- MATERIALS PROVIDED:

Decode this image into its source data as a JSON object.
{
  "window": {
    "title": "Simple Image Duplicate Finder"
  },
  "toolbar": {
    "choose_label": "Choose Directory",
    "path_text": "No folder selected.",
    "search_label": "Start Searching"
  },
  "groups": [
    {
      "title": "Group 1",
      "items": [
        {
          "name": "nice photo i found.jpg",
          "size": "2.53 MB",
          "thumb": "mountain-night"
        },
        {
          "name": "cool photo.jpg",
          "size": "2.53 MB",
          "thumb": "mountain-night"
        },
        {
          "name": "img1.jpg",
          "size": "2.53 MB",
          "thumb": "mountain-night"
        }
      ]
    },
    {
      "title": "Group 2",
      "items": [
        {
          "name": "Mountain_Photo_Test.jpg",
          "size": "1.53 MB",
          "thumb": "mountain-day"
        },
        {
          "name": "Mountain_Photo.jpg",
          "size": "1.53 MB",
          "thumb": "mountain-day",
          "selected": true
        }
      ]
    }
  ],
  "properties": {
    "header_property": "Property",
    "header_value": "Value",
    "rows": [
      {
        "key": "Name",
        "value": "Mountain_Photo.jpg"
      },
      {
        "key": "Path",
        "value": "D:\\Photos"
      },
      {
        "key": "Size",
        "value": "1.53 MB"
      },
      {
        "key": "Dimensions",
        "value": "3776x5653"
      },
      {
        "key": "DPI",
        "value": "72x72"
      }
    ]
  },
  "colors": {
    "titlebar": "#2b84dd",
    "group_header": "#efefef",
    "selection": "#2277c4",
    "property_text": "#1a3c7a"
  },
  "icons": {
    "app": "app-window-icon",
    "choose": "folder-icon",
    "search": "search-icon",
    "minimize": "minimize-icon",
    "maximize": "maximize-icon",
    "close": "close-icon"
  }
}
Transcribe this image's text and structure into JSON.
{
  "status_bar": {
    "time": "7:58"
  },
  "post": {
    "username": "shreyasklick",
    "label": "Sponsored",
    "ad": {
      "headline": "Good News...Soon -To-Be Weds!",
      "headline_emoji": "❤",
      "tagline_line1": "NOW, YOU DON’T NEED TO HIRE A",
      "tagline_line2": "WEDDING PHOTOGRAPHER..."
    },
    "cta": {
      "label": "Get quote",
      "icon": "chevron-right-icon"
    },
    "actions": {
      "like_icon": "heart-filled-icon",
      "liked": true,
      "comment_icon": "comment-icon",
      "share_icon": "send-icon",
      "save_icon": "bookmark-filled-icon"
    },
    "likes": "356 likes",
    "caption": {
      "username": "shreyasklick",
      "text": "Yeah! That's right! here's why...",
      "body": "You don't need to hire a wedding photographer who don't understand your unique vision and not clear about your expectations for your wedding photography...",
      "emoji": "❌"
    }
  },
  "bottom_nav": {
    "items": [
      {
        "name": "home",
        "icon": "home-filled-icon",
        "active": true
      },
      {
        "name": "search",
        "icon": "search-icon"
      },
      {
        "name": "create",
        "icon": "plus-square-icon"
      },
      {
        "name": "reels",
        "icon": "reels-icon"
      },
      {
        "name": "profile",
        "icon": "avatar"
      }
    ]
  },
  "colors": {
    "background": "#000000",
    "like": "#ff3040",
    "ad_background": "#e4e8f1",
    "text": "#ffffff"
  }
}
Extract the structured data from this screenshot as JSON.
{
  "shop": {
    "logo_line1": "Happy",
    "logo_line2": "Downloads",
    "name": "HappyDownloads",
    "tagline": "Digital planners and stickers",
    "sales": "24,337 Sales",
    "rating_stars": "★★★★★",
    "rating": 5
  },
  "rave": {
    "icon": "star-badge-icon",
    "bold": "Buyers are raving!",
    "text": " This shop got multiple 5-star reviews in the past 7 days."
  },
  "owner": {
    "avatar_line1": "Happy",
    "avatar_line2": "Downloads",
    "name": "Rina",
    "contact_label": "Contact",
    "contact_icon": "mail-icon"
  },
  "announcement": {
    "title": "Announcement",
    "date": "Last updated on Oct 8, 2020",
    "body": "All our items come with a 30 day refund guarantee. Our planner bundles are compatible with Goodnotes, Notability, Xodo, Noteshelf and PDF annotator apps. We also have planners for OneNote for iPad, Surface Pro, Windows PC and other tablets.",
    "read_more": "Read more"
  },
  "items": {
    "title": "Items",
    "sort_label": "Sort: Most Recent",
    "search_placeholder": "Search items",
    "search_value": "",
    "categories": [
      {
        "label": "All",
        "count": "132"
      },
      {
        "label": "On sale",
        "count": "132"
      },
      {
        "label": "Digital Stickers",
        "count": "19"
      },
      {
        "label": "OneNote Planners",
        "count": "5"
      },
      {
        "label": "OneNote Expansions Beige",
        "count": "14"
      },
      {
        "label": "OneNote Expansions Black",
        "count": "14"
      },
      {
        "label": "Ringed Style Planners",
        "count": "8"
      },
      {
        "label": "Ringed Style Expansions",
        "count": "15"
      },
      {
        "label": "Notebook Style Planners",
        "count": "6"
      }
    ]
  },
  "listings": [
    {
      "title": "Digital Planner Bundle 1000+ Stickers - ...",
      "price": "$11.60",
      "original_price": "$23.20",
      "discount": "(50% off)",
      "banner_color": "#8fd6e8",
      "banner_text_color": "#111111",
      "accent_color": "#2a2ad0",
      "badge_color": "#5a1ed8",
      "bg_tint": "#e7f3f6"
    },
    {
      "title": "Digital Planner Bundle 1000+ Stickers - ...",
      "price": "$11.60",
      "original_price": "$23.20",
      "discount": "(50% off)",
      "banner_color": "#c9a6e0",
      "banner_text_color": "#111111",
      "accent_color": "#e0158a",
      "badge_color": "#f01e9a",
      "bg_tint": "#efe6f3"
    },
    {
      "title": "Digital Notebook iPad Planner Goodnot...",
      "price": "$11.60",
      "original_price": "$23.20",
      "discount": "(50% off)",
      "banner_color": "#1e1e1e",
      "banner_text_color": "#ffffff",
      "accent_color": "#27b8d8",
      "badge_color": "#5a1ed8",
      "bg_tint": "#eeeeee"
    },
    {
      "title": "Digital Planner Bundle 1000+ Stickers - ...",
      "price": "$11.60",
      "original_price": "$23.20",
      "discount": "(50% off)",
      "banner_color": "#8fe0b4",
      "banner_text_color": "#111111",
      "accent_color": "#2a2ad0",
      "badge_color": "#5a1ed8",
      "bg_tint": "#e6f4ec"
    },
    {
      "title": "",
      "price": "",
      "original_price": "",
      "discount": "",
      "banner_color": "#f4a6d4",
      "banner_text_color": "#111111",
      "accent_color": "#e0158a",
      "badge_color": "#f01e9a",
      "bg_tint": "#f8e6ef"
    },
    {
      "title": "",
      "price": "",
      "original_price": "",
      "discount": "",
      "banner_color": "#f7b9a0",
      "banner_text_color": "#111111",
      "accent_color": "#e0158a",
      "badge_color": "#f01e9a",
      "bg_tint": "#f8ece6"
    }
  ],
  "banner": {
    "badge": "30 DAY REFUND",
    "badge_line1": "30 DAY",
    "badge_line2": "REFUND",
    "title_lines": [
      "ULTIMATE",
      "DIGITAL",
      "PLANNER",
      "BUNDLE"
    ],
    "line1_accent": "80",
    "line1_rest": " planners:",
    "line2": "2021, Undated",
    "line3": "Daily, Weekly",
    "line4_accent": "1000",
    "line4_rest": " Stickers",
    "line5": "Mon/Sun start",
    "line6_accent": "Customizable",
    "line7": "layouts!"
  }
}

- EXERCISE REQUIREMENTS:
Write out every line exactly as it stands.

- EXERCISE SOLUTION:
Decode this image into its source data as a JSON object.
{
  "window": {
    "title": "Simple Image Duplicate Finder"
  },
  "toolbar": {
    "choose_label": "Choose Directory",
    "path_text": "No folder selected.",
    "search_label": "Start Searching"
  },
  "groups": [
    {
      "title": "Group 1",
      "items": [
        {
          "name": "nice photo i found.jpg",
          "size": "2.53 MB",
          "thumb": "mountain-night"
        },
        {
          "name": "cool photo.jpg",
          "size": "2.53 MB",
          "thumb": "mountain-night"
        },
        {
          "name": "img1.jpg",
          "size": "2.53 MB",
          "thumb": "mountain-night"
        }
      ]
    },
    {
      "title": "Group 2",
      "items": [
        {
          "name": "Mountain_Photo_Test.jpg",
          "size": "1.53 MB",
          "thumb": "mountain-day"
        },
        {
          "name": "Mountain_Photo.jpg",
          "size": "1.53 MB",
          "thumb": "mountain-day",
          "selected": true
        }
      ]
    }
  ],
  "properties": {
    "header_property": "Property",
    "header_value": "Value",
    "rows": [
      {
        "key": "Name",
        "value": "Mountain_Photo.jpg"
      },
      {
        "key": "Path",
        "value": "D:\\Photos"
      },
      {
        "key": "Size",
        "value": "1.53 MB"
      },
      {
        "key": "Dimensions",
        "value": "3776x5653"
      },
      {
        "key": "DPI",
        "value": "72x72"
      }
    ]
  },
  "colors": {
    "titlebar": "#2b84dd",
    "group_header": "#efefef",
    "selection": "#2277c4",
    "property_text": "#1a3c7a"
  },
  "icons": {
    "app": "app-window-icon",
    "choose": "folder-icon",
    "search": "search-icon",
    "minimize": "minimize-icon",
    "maximize": "maximize-icon",
    "close": "close-icon"
  }
}
Transcribe this image's text and structure into JSON.
{
  "status_bar": {
    "time": "7:58"
  },
  "post": {
    "username": "shreyasklick",
    "label": "Sponsored",
    "ad": {
      "headline": "Good News...Soon -To-Be Weds!",
      "headline_emoji": "❤",
      "tagline_line1": "NOW, YOU DON’T NEED TO HIRE A",
      "tagline_line2": "WEDDING PHOTOGRAPHER..."
    },
    "cta": {
      "label": "Get quote",
      "icon": "chevron-right-icon"
    },
    "actions": {
      "like_icon": "heart-filled-icon",
      "liked": true,
      "comment_icon": "comment-icon",
      "share_icon": "send-icon",
      "save_icon": "bookmark-filled-icon"
    },
    "likes": "356 likes",
    "caption": {
      "username": "shreyasklick",
      "text": "Yeah! That's right! here's why...",
      "body": "You don't need to hire a wedding photographer who don't understand your unique vision and not clear about your expectations for your wedding photography...",
      "emoji": "❌"
    }
  },
  "bottom_nav": {
    "items": [
      {
        "name": "home",
        "icon": "home-filled-icon",
        "active": true
      },
      {
        "name": "search",
        "icon": "search-icon"
      },
      {
        "name": "create",
        "icon": "plus-square-icon"
      },
      {
        "name": "reels",
        "icon": "reels-icon"
      },
      {
        "name": "profile",
        "icon": "avatar"
      }
    ]
  },
  "colors": {
    "background": "#000000",
    "like": "#ff3040",
    "ad_background": "#e4e8f1",
    "text": "#ffffff"
  }
}
Extract the structured data from this screenshot as JSON.
{
  "shop": {
    "logo_line1": "Happy",
    "logo_line2": "Downloads",
    "name": "HappyDownloads",
    "tagline": "Digital planners and stickers",
    "sales": "24,337 Sales",
    "rating_stars": "★★★★★",
    "rating": 5
  },
  "rave": {
    "icon": "star-badge-icon",
    "bold": "Buyers are raving!",
    "text": " This shop got multiple 5-star reviews in the past 7 days."
  },
  "owner": {
    "avatar_line1": "Happy",
    "avatar_line2": "Downloads",
    "name": "Rina",
    "contact_label": "Contact",
    "contact_icon": "mail-icon"
  },
  "announcement": {
    "title": "Announcement",
    "date": "Last updated on Oct 8, 2020",
    "body": "All our items come with a 30 day refund guarantee. Our planner bundles are compatible with Goodnotes, Notability, Xodo, Noteshelf and PDF annotator apps. We also have planners for OneNote for iPad, Surface Pro, Windows PC and other tablets.",
    "read_more": "Read more"
  },
  "items": {
    "title": "Items",
    "sort_label": "Sort: Most Recent",
    "search_placeholder": "Search items",
    "search_value": "",
    "categories": [
      {
        "label": "All",
        "count": "132"
      },
      {
        "label": "On sale",
        "count": "132"
      },
      {
        "label": "Digital Stickers",
        "count": "19"
      },
      {
        "label": "OneNote Planners",
        "count": "5"
      },
      {
        "label": "OneNote Expansions Beige",
        "count": "14"
      },
      {
        "label": "OneNote Expansions Black",
        "count": "14"
      },
      {
        "label": "Ringed Style Planners",
        "count": "8"
      },
      {
        "label": "Ringed Style Expansions",
        "count": "15"
      },
      {
        "label": "Notebook Style Planners",
        "count": "6"
      }
    ]
  },
  "listings": [
    {
      "title": "Digital Planner Bundle 1000+ Stickers - ...",
      "price": "$11.60",
      "original_price": "$23.20",
      "discount": "(50% off)",
      "banner_color": "#8fd6e8",
      "banner_text_color": "#111111",
      "accent_color": "#2a2ad0",
      "badge_color": "#5a1ed8",
      "bg_tint": "#e7f3f6"
    },
    {
      "title": "Digital Planner Bundle 1000+ Stickers - ...",
      "price": "$11.60",
      "original_price": "$23.20",
      "discount": "(50% off)",
      "banner_color": "#c9a6e0",
      "banner_text_color": "#111111",
      "accent_color": "#e0158a",
      "badge_color": "#f01e9a",
      "bg_tint": "#efe6f3"
    },
    {
      "title": "Digital Notebook iPad Planner Goodnot...",
      "price": "$11.60",
      "original_price": "$23.20",
      "discount": "(50% off)",
      "banner_color": "#1e1e1e",
      "banner_text_color": "#ffffff",
      "accent_color": "#27b8d8",
      "badge_color": "#5a1ed8",
      "bg_tint": "#eeeeee"
    },
    {
      "title": "Digital Planner Bundle 1000+ Stickers - ...",
      "price": "$11.60",
      "original_price": "$23.20",
      "discount": "(50% off)",
      "banner_color": "#8fe0b4",
      "banner_text_color": "#111111",
      "accent_color": "#2a2ad0",
      "badge_color": "#5a1ed8",
      "bg_tint": "#e6f4ec"
    },
    {
      "title": "",
      "price": "",
      "original_price": "",
      "discount": "",
      "banner_color": "#f4a6d4",
      "banner_text_color": "#111111",
      "accent_color": "#e0158a",
      "badge_color": "#f01e9a",
      "bg_tint": "#f8e6ef"
    },
    {
      "title": "",
      "price": "",
      "original_price": "",
      "discount": "",
      "banner_color": "#f7b9a0",
      "banner_text_color": "#111111",
      "accent_color": "#e0158a",
      "badge_color": "#f01e9a",
      "bg_tint": "#f8ece6"
    }
  ],
  "banner": {
    "badge": "30 DAY REFUND",
    "badge_line1": "30 DAY",
    "badge_line2": "REFUND",
    "title_lines": [
      "ULTIMATE",
      "DIGITAL",
      "PLANNER",
      "BUNDLE"
    ],
    "line1_accent": "80",
    "line1_rest": " planners:",
    "line2": "2021, Undated",
    "line3": "Daily, Weekly",
    "line4_accent": "1000",
    "line4_rest": " Stickers",
    "line5": "Mon/Sun start",
    "line6_accent": "Customizable",
    "line7": "layouts!"
  }
}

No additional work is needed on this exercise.